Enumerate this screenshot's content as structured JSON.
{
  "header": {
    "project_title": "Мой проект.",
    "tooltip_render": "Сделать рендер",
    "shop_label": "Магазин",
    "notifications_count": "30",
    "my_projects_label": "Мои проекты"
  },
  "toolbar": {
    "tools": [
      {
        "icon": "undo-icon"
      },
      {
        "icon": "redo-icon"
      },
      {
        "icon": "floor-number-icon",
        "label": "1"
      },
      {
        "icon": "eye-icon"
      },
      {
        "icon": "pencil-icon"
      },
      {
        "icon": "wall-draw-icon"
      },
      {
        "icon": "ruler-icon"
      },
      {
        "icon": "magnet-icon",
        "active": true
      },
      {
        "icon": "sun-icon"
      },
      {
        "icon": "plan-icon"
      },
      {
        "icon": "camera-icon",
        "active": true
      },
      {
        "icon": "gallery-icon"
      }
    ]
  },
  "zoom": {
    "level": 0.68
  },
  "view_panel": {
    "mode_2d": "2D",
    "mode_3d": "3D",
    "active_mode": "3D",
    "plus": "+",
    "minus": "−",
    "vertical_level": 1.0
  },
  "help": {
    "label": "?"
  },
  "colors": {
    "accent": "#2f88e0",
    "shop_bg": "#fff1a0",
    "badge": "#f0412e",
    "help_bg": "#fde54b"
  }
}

## Aim of the task:
Your task is to repeat the data exactly; please include every line.

## Finished answer:
Enumerate this screenshot's content as structured JSON.
{
  "header": {
    "project_title": "Мой проект.",
    "tooltip_render": "Сделать рендер",
    "shop_label": "Магазин",
    "notifications_count": "30",
    "my_projects_label": "Мои проекты"
  },
  "toolbar": {
    "tools": [
      {
        "icon": "undo-icon"
      },
      {
        "icon": "redo-icon"
      },
      {
        "icon": "floor-number-icon",
        "label": "1"
      },
      {
        "icon": "eye-icon"
      },
      {
        "icon": "pencil-icon"
      },
      {
        "icon": "wall-draw-icon"
      },
      {
        "icon": "ruler-icon"
      },
      {
        "icon": "magnet-icon",
        "active": true
      },
      {
        "icon": "sun-icon"
      },
      {
        "icon": "plan-icon"
      },
      {
        "icon": "camera-icon",
        "active": true
      },
      {
        "icon": "gallery-icon"
      }
    ]
  },
  "zoom": {
    "level": 0.68
  },
  "view_panel": {
    "mode_2d": "2D",
    "mode_3d": "3D",
    "active_mode": "3D",
    "plus": "+",
    "minus": "−",
    "vertical_level": 1.0
  },
  "help": {
    "label": "?"
  },
  "colors": {
    "accent": "#2f88e0",
    "shop_bg": "#fff1a0",
    "badge": "#f0412e",
    "help_bg": "#fde54b"
  }
}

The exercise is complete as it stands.